▸ **SHORT PROBLEM**: Word for word, retype every entry in the listing.

▸ **SUPPLIED DATA**:
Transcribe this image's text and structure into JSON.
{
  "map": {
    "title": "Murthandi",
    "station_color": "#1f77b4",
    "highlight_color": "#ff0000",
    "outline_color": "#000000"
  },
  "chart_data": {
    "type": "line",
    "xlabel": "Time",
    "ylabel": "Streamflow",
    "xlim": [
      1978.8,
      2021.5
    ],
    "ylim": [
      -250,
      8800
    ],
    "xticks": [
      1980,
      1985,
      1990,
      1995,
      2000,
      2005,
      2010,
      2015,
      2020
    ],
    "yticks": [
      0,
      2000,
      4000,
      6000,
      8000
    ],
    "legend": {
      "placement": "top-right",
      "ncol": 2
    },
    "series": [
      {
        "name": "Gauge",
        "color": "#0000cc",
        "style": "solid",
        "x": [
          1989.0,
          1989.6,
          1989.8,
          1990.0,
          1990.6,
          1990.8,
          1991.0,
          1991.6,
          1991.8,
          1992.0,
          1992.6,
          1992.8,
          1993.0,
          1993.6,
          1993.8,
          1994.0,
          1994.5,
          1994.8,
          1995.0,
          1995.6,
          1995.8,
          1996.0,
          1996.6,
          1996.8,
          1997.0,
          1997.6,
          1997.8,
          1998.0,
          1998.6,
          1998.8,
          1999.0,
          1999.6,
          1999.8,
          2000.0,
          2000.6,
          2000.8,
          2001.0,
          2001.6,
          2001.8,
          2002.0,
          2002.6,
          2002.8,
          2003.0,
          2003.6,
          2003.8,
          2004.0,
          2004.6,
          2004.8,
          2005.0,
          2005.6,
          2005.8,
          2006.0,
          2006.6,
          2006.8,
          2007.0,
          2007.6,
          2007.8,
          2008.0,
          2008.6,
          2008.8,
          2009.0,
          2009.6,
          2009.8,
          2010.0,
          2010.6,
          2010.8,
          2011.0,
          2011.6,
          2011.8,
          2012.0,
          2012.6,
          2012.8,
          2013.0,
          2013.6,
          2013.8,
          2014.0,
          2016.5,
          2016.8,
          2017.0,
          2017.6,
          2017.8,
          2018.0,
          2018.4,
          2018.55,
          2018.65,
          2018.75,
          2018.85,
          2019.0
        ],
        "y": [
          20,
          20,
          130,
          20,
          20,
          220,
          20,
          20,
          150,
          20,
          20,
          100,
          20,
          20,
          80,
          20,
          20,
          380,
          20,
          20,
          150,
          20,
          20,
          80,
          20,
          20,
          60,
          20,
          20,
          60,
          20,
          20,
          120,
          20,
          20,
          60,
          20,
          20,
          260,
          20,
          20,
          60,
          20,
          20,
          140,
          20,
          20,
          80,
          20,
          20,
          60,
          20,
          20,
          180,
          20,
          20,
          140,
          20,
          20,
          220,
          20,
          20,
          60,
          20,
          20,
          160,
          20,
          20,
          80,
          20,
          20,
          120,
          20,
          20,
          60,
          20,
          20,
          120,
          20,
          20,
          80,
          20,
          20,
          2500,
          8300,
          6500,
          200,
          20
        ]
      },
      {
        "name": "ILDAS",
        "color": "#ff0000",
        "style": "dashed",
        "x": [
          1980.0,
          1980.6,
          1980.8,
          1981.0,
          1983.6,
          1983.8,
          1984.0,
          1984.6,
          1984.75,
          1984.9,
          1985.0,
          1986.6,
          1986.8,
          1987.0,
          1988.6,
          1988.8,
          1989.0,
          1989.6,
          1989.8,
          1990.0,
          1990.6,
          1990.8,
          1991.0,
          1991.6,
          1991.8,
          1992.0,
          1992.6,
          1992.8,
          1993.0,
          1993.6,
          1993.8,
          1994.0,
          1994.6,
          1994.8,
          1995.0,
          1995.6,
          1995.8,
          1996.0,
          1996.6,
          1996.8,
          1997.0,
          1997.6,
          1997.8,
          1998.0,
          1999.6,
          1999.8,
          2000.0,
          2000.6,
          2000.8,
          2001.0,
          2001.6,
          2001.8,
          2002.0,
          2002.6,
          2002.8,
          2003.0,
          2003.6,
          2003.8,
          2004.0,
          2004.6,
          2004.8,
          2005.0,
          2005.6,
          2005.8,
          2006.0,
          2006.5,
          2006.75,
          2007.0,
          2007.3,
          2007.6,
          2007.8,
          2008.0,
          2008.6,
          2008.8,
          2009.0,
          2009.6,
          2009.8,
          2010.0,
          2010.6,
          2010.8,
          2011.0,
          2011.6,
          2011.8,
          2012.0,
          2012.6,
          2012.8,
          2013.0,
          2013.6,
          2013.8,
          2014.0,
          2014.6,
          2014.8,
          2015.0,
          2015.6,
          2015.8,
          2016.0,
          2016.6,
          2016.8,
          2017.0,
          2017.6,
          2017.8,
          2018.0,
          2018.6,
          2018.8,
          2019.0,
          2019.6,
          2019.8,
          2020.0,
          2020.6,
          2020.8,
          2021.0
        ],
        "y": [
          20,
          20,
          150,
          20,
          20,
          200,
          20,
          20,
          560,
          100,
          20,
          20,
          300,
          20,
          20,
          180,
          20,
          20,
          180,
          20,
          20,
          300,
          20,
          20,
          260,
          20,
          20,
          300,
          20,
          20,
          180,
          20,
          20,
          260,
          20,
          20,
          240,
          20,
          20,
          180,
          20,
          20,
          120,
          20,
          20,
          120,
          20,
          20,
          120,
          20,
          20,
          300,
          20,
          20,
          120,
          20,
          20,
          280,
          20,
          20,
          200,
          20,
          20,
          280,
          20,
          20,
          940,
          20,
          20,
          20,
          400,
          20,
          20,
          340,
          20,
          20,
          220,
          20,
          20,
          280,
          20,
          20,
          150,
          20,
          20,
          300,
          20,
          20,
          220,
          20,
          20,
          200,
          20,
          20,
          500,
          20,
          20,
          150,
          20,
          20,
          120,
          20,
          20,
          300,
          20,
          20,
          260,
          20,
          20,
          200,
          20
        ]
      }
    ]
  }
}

▸ **WRITTEN RESPONSE**:
Transcribe this image's text and structure into JSON.
{
  "map": {
    "title": "Murthandi",
    "station_color": "#1f77b4",
    "highlight_color": "#ff0000",
    "outline_color": "#000000"
  },
  "chart_data": {
    "type": "line",
    "xlabel": "Time",
    "ylabel": "Streamflow",
    "xlim": [
      1978.8,
      2021.5
    ],
    "ylim": [
      -250,
      8800
    ],
    "xticks": [
      1980,
      1985,
      1990,
      1995,
      2000,
      2005,
      2010,
      2015,
      2020
    ],
    "yticks": [
      0,
      2000,
      4000,
      6000,
      8000
    ],
    "legend": {
      "placement": "top-right",
      "ncol": 2
    },
    "series": [
      {
        "name": "Gauge",
        "color": "#0000cc",
        "style": "solid",
        "x": [
          1989.0,
          1989.6,
          1989.8,
          1990.0,
          1990.6,
          1990.8,
          1991.0,
          1991.6,
          1991.8,
          1992.0,
          1992.6,
          1992.8,
          1993.0,
          1993.6,
          1993.8,
          1994.0,
          1994.5,
          1994.8,
          1995.0,
          1995.6,
          1995.8,
          1996.0,
          1996.6,
          1996.8,
          1997.0,
          1997.6,
          1997.8,
          1998.0,
          1998.6,
          1998.8,
          1999.0,
          1999.6,
          1999.8,
          2000.0,
          2000.6,
          2000.8,
          2001.0,
          2001.6,
          2001.8,
          2002.0,
          2002.6,
          2002.8,
          2003.0,
          2003.6,
          2003.8,
          2004.0,
          2004.6,
          2004.8,
          2005.0,
          2005.6,
          2005.8,
          2006.0,
          2006.6,
          2006.8,
          2007.0,
          2007.6,
          2007.8,
          2008.0,
          2008.6,
          2008.8,
          2009.0,
          2009.6,
          2009.8,
          2010.0,
          2010.6,
          2010.8,
          2011.0,
          2011.6,
          2011.8,
          2012.0,
          2012.6,
          2012.8,
          2013.0,
          2013.6,
          2013.8,
          2014.0,
          2016.5,
          2016.8,
          2017.0,
          2017.6,
          2017.8,
          2018.0,
          2018.4,
          2018.55,
          2018.65,
          2018.75,
          2018.85,
          2019.0
        ],
        "y": [
          20,
          20,
          130,
          20,
          20,
          220,
          20,
          20,
          150,
          20,
          20,
          100,
          20,
          20,
          80,
          20,
          20,
          380,
          20,
          20,
          150,
          20,
          20,
          80,
          20,
          20,
          60,
          20,
          20,
          60,
          20,
          20,
          120,
          20,
          20,
          60,
          20,
          20,
          260,
          20,
          20,
          60,
          20,
          20,
          140,
          20,
          20,
          80,
          20,
          20,
          60,
          20,
          20,
          180,
          20,
          20,
          140,
          20,
          20,
          220,
          20,
          20,
          60,
          20,
          20,
          160,
          20,
          20,
          80,
          20,
          20,
          120,
          20,
          20,
          60,
          20,
          20,
          120,
          20,
          20,
          80,
          20,
          20,
          2500,
          8300,
          6500,
          200,
          20
        ]
      },
      {
        "name": "ILDAS",
        "color": "#ff0000",
        "style": "dashed",
        "x": [
          1980.0,
          1980.6,
          1980.8,
          1981.0,
          1983.6,
          1983.8,
          1984.0,
          1984.6,
          1984.75,
          1984.9,
          1985.0,
          1986.6,
          1986.8,
          1987.0,
          1988.6,
          1988.8,
          1989.0,
          1989.6,
          1989.8,
          1990.0,
          1990.6,
          1990.8,
          1991.0,
          1991.6,
          1991.8,
          1992.0,
          1992.6,
          1992.8,
          1993.0,
          1993.6,
          1993.8,
          1994.0,
          1994.6,
          1994.8,
          1995.0,
          1995.6,
          1995.8,
          1996.0,
          1996.6,
          1996.8,
          1997.0,
          1997.6,
          1997.8,
          1998.0,
          1999.6,
          1999.8,
          2000.0,
          2000.6,
          2000.8,
          2001.0,
          2001.6,
          2001.8,
          2002.0,
          2002.6,
          2002.8,
          2003.0,
          2003.6,
          2003.8,
          2004.0,
          2004.6,
          2004.8,
          2005.0,
          2005.6,
          2005.8,
          2006.0,
          2006.5,
          2006.75,
          2007.0,
          2007.3,
          2007.6,
          2007.8,
          2008.0,
          2008.6,
          2008.8,
          2009.0,
          2009.6,
          2009.8,
          2010.0,
          2010.6,
          2010.8,
          2011.0,
          2011.6,
          2011.8,
          2012.0,
          2012.6,
          2012.8,
          2013.0,
          2013.6,
          2013.8,
          2014.0,
          2014.6,
          2014.8,
          2015.0,
          2015.6,
          2015.8,
          2016.0,
          2016.6,
          2016.8,
          2017.0,
          2017.6,
          2017.8,
          2018.0,
          2018.6,
          2018.8,
          2019.0,
          2019.6,
          2019.8,
          2020.0,
          2020.6,
          2020.8,
          2021.0
        ],
        "y": [
          20,
          20,
          150,
          20,
          20,
          200,
          20,
          20,
          560,
          100,
          20,
          20,
          300,
          20,
          20,
          180,
          20,
          20,
          180,
          20,
          20,
          300,
          20,
          20,
          260,
          20,
          20,
          300,
          20,
          20,
          180,
          20,
          20,
          260,
          20,
          20,
          240,
          20,
          20,
          180,
          20,
          20,
          120,
          20,
          20,
          120,
          20,
          20,
          120,
          20,
          20,
          300,
          20,
          20,
          120,
          20,
          20,
          280,
          20,
          20,
          200,
          20,
          20,
          280,
          20,
          20,
          940,
          20,
          20,
          20,
          400,
          20,
          20,
          340,
          20,
          20,
          220,
          20,
          20,
          280,
          20,
          20,
          150,
          20,
          20,
          300,
          20,
          20,
          220,
          20,
          20,
          200,
          20,
          20,
          500,
          20,
          20,
          150,
          20,
          20,
          120,
          20,
          20,
          300,
          20,
          20,
          260,
          20,
          20,
          200,
          20
        ]
      }
    ]
  }
}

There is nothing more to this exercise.